Excerpted records ->
-.-.-
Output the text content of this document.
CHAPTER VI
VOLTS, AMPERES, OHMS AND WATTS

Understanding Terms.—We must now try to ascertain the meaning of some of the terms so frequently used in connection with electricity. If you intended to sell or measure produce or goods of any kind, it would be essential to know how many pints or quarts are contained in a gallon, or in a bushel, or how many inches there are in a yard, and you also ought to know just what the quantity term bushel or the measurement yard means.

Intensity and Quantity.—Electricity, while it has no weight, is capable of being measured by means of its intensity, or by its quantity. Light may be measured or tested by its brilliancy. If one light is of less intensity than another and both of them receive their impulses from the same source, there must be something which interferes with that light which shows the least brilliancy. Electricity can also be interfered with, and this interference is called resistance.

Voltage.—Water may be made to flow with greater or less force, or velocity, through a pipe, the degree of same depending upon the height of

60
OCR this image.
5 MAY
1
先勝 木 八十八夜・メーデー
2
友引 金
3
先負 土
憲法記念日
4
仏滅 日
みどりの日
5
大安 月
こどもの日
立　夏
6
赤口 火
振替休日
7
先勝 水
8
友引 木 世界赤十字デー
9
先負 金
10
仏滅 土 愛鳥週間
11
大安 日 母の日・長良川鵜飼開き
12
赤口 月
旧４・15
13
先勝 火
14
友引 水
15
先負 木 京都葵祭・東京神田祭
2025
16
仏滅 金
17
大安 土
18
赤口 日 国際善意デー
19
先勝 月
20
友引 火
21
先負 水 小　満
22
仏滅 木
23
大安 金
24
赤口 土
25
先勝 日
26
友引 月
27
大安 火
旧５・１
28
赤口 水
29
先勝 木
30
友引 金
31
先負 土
-.-.-
What you are asked to do -> Please quote exactly the lines from the one containing "OCR this image." through the last line of the records above, both included, and nothing else.

Reply to the task ->
OCR this image.
5 MAY
1
先勝 木 八十八夜・メーデー
2
友引 金
3
先負 土
憲法記念日
4
仏滅 日
みどりの日
5
大安 月
こどもの日
立　夏
6
赤口 火
振替休日
7
先勝 水
8
友引 木 世界赤十字デー
9
先負 金
10
仏滅 土 愛鳥週間
11
大安 日 母の日・長良川鵜飼開き
12
赤口 月
旧４・15
13
先勝 火
14
友引 水
15
先負 木 京都葵祭・東京神田祭
2025
16
仏滅 金
17
大安 土
18
赤口 日 国際善意デー
19
先勝 月
20
友引 火
21
先負 水 小　満
22
仏滅 木
23
大安 金
24
赤口 土
25
先勝 日
26
友引 月
27
大安 火
旧５・１
28
赤口 水
29
先勝 木
30
友引 金
31
先負 土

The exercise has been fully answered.